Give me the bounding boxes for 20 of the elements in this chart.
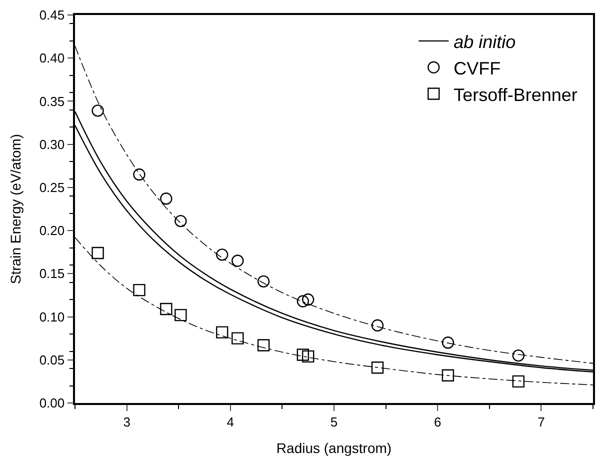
y-tick-label: 0.10 bbox=[39, 309, 65, 324]
x-axis-title: Radius (angstrom) bbox=[276, 440, 392, 456]
x-tick-label: 7 bbox=[538, 414, 545, 430]
y-tick-label: 0.20 bbox=[39, 223, 65, 238]
y-tick-label: 0.15 bbox=[39, 266, 65, 282]
y-tick-label: 0.35 bbox=[39, 94, 65, 109]
y-axis-title: Strain Energy (eV/atom) bbox=[7, 134, 24, 284]
x-tick-label: 4 bbox=[226, 414, 234, 430]
y-tick-label: 0.45 bbox=[39, 8, 65, 23]
y-tick-label: 0.25 bbox=[39, 180, 65, 195]
x-tick-label: 5 bbox=[330, 414, 338, 430]
y-tick-label: 0.05 bbox=[39, 352, 65, 368]
x-tick-label: 3 bbox=[123, 414, 130, 430]
legend-label: ab initio bbox=[454, 32, 516, 52]
y-tick-label: 0.00 bbox=[39, 396, 65, 411]
y-tick-label: 0.30 bbox=[39, 136, 65, 152]
y-tick-label: 0.40 bbox=[39, 50, 65, 66]
legend-label: CVFF bbox=[454, 58, 501, 78]
legend-label: Tersoff-Brenner bbox=[454, 84, 578, 105]
x-tick-label: 6 bbox=[434, 414, 442, 430]
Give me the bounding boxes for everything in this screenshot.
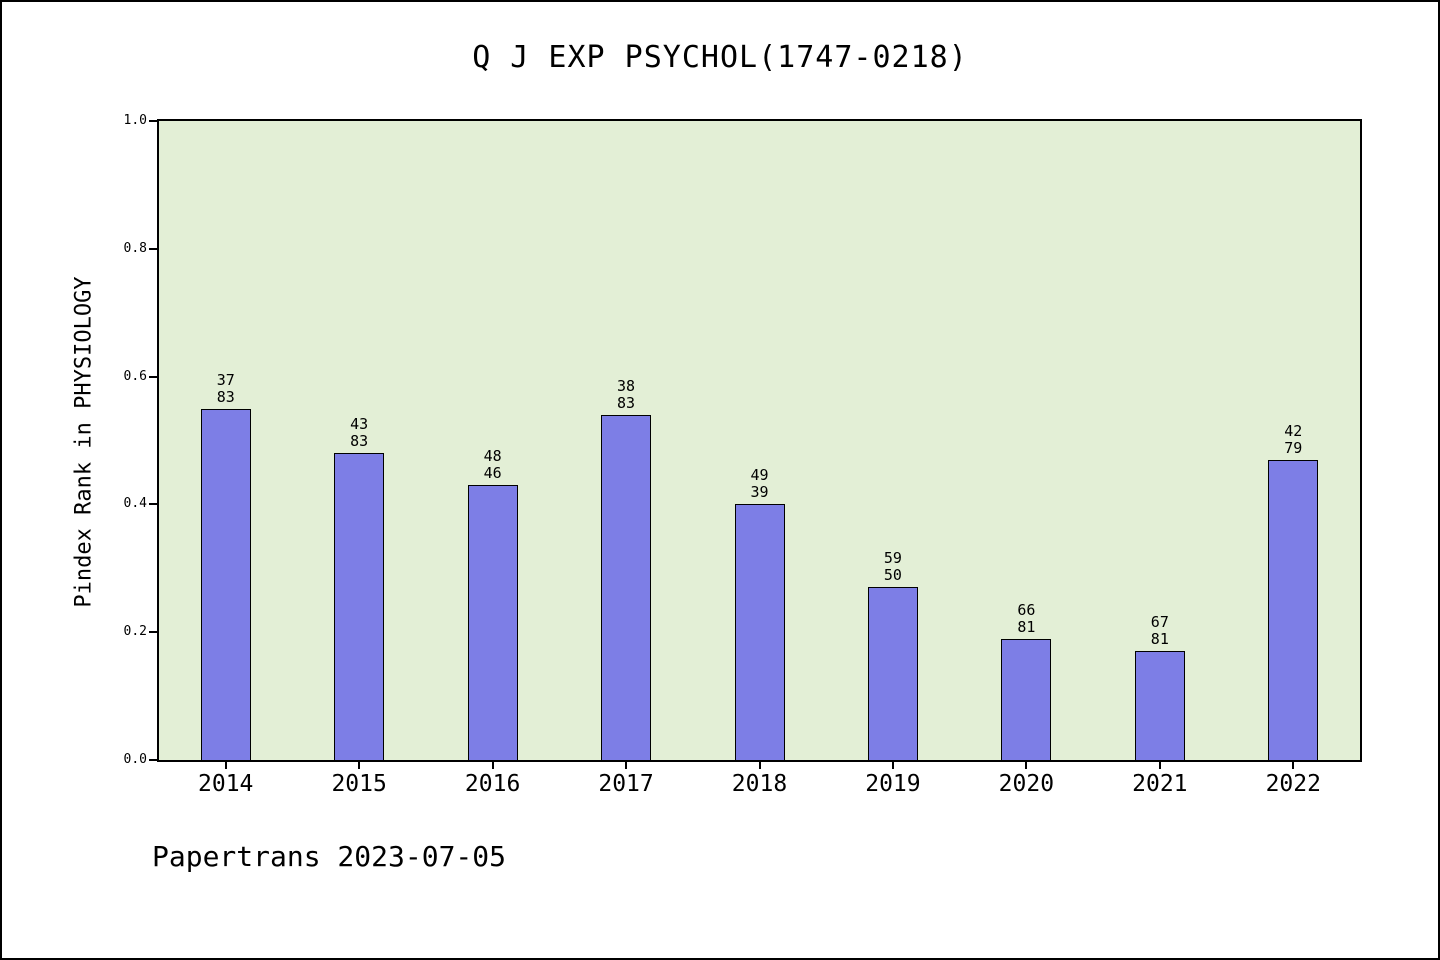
plot-area: 37 83 43 83 48 46 38 83 49 39 59 50 66 81 67 81 42 79 <box>157 119 1362 762</box>
y-tick-label: 0.6 <box>123 368 147 384</box>
bar-2020 <box>1001 639 1052 760</box>
bar-value-label: 37 83 <box>186 372 266 406</box>
bar-value-label: 38 83 <box>586 378 666 412</box>
bar-value-line: 48 <box>483 447 502 465</box>
bar-2017 <box>601 415 652 760</box>
bar-value-line: 38 <box>617 377 636 395</box>
x-tick <box>891 762 894 769</box>
bar-2018 <box>734 504 785 760</box>
y-tick-label: 0.2 <box>123 624 147 640</box>
bar-value-line: 83 <box>216 388 235 406</box>
y-tick <box>149 247 157 250</box>
y-tick <box>149 503 157 506</box>
bar-2022 <box>1268 460 1319 760</box>
bar-2014 <box>200 409 251 760</box>
bar-2016 <box>467 485 518 760</box>
bar-value-label: 43 83 <box>319 416 399 450</box>
chart-title: Q J EXP PSYCHOL(1747-0218) <box>472 40 968 75</box>
x-tick-label: 2020 <box>998 771 1055 797</box>
x-tick <box>758 762 761 769</box>
bar-value-label: 42 79 <box>1253 423 1333 457</box>
x-tick-label: 2014 <box>198 771 254 797</box>
x-tick <box>1025 762 1028 769</box>
bar-value-line: 39 <box>750 483 769 501</box>
x-tick <box>1158 762 1161 769</box>
y-axis-label: Pindex Rank in PHYSIOLOGY <box>71 276 97 608</box>
bar-value-line: 42 <box>1284 422 1303 440</box>
y-tick <box>149 120 157 122</box>
x-tick <box>1292 762 1295 769</box>
bar-value-label: 59 50 <box>853 550 933 584</box>
y-tick <box>149 759 157 761</box>
bar-value-label: 48 46 <box>453 448 533 482</box>
y-tick-label: 1.0 <box>123 113 147 128</box>
bar-value-line: 43 <box>350 415 369 433</box>
bar-value-line: 37 <box>216 371 235 389</box>
bar-2019 <box>867 587 918 760</box>
bar-value-line: 49 <box>750 466 769 484</box>
x-tick-label: 2015 <box>331 771 387 797</box>
bar-value-label: 67 81 <box>1120 614 1200 648</box>
bar-value-line: 46 <box>483 464 502 482</box>
bar-value-line: 67 <box>1150 613 1169 631</box>
x-tick <box>224 762 227 769</box>
bar-value-line: 81 <box>1017 618 1036 636</box>
bar-value-label: 66 81 <box>986 602 1066 636</box>
x-tick-label: 2019 <box>865 771 921 797</box>
x-tick <box>625 762 628 769</box>
x-tick-label: 2017 <box>598 771 654 797</box>
y-tick-label: 0.0 <box>123 752 147 767</box>
bar-value-line: 83 <box>350 432 369 450</box>
x-tick-label: 2021 <box>1132 771 1188 797</box>
footer-text: Papertrans 2023-07-05 <box>152 840 507 873</box>
x-tick <box>358 762 361 769</box>
bar-value-line: 83 <box>617 394 636 412</box>
bar-value-line: 50 <box>883 566 902 584</box>
y-tick-label: 0.4 <box>123 496 147 512</box>
bar-value-label: 49 39 <box>720 467 800 501</box>
bar-2015 <box>334 453 385 760</box>
y-tick <box>149 631 157 634</box>
bar-2021 <box>1134 651 1185 760</box>
y-tick-label: 0.8 <box>123 240 147 256</box>
bar-value-line: 59 <box>883 549 902 567</box>
x-tick-label: 2022 <box>1265 771 1321 797</box>
x-tick-label: 2016 <box>464 771 521 797</box>
bar-value-line: 66 <box>1017 601 1036 619</box>
y-tick <box>149 375 157 378</box>
x-tick <box>491 762 494 769</box>
x-tick-label: 2018 <box>731 771 788 797</box>
bar-value-line: 81 <box>1150 630 1169 648</box>
bar-value-line: 79 <box>1284 439 1303 457</box>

--*--

• _PROMPT_: Copy the listing above verbatim from start to end, leaving out the picture lines.

• _TASK RESULT_:
Give me the bounding boxes for 20 of the elements in this chart.
y-tick-label: 0.10 bbox=[39, 309, 65, 324]
x-axis-title: Radius (angstrom) bbox=[276, 440, 392, 456]
x-tick-label: 7 bbox=[538, 414, 545, 430]
y-tick-label: 0.20 bbox=[39, 223, 65, 238]
y-tick-label: 0.15 bbox=[39, 266, 65, 282]
y-tick-label: 0.35 bbox=[39, 94, 65, 109]
y-axis-title: Strain Energy (eV/atom) bbox=[7, 134, 24, 284]
x-tick-label: 4 bbox=[226, 414, 234, 430]
y-tick-label: 0.45 bbox=[39, 8, 65, 23]
y-tick-label: 0.25 bbox=[39, 180, 65, 195]
x-tick-label: 5 bbox=[330, 414, 338, 430]
y-tick-label: 0.05 bbox=[39, 352, 65, 368]
x-tick-label: 3 bbox=[123, 414, 130, 430]
legend-label: ab initio bbox=[454, 32, 516, 52]
y-tick-label: 0.00 bbox=[39, 396, 65, 411]
y-tick-label: 0.30 bbox=[39, 136, 65, 152]
y-tick-label: 0.40 bbox=[39, 50, 65, 66]
legend-label: CVFF bbox=[454, 58, 501, 78]
legend-label: Tersoff-Brenner bbox=[454, 84, 578, 105]
x-tick-label: 6 bbox=[434, 414, 442, 430]
Give me the bounding boxes for everything in this screenshot.
plot-area: 37 83 43 83 48 46 38 83 49 39 59 50 66 81 67 81 42 79 <box>157 119 1362 762</box>
y-tick-label: 0.6 <box>123 368 147 384</box>
bar-2020 <box>1001 639 1052 760</box>
bar-value-label: 37 83 <box>186 372 266 406</box>
bar-value-label: 38 83 <box>586 378 666 412</box>
bar-value-line: 48 <box>483 447 502 465</box>
bar-2017 <box>601 415 652 760</box>
bar-value-line: 38 <box>617 377 636 395</box>
x-tick <box>891 762 894 769</box>
bar-2018 <box>734 504 785 760</box>
y-tick-label: 0.2 <box>123 624 147 640</box>
bar-value-line: 83 <box>216 388 235 406</box>
y-tick <box>149 247 157 250</box>
y-tick <box>149 503 157 506</box>
bar-2022 <box>1268 460 1319 760</box>
bar-2014 <box>200 409 251 760</box>
bar-2016 <box>467 485 518 760</box>
bar-value-label: 43 83 <box>319 416 399 450</box>
chart-title: Q J EXP PSYCHOL(1747-0218) <box>472 40 968 75</box>
x-tick-label: 2020 <box>998 771 1055 797</box>
x-tick <box>758 762 761 769</box>
bar-value-label: 42 79 <box>1253 423 1333 457</box>
x-tick-label: 2014 <box>198 771 254 797</box>
x-tick <box>1025 762 1028 769</box>
bar-value-line: 39 <box>750 483 769 501</box>
x-tick <box>1158 762 1161 769</box>
y-axis-label: Pindex Rank in PHYSIOLOGY <box>71 276 97 608</box>
bar-value-line: 42 <box>1284 422 1303 440</box>
y-tick <box>149 120 157 122</box>
x-tick <box>1292 762 1295 769</box>
bar-value-label: 59 50 <box>853 550 933 584</box>
y-tick <box>149 759 157 761</box>
bar-value-label: 48 46 <box>453 448 533 482</box>
y-tick-label: 1.0 <box>123 113 147 128</box>
bar-value-line: 43 <box>350 415 369 433</box>
bar-value-line: 37 <box>216 371 235 389</box>
bar-2019 <box>867 587 918 760</box>
bar-value-line: 49 <box>750 466 769 484</box>
x-tick-label: 2015 <box>331 771 387 797</box>
bar-value-label: 67 81 <box>1120 614 1200 648</box>
bar-value-line: 46 <box>483 464 502 482</box>
bar-value-line: 67 <box>1150 613 1169 631</box>
x-tick <box>224 762 227 769</box>
bar-value-line: 81 <box>1017 618 1036 636</box>
bar-value-label: 66 81 <box>986 602 1066 636</box>
x-tick-label: 2019 <box>865 771 921 797</box>
x-tick <box>625 762 628 769</box>
x-tick-label: 2017 <box>598 771 654 797</box>
y-tick-label: 0.0 <box>123 752 147 767</box>
bar-value-line: 83 <box>350 432 369 450</box>
x-tick-label: 2021 <box>1132 771 1188 797</box>
footer-text: Papertrans 2023-07-05 <box>152 840 507 873</box>
x-tick <box>358 762 361 769</box>
bar-value-line: 83 <box>617 394 636 412</box>
bar-value-line: 50 <box>883 566 902 584</box>
y-tick-label: 0.4 <box>123 496 147 512</box>
bar-value-label: 49 39 <box>720 467 800 501</box>
bar-2015 <box>334 453 385 760</box>
y-tick <box>149 631 157 634</box>
bar-2021 <box>1134 651 1185 760</box>
y-tick-label: 0.8 <box>123 240 147 256</box>
bar-value-line: 59 <box>883 549 902 567</box>
x-tick-label: 2022 <box>1265 771 1321 797</box>
x-tick-label: 2016 <box>464 771 521 797</box>
bar-value-line: 66 <box>1017 601 1036 619</box>
y-tick <box>149 375 157 378</box>
x-tick <box>491 762 494 769</box>
x-tick-label: 2018 <box>731 771 788 797</box>
bar-value-line: 81 <box>1150 630 1169 648</box>
bar-value-line: 79 <box>1284 439 1303 457</box>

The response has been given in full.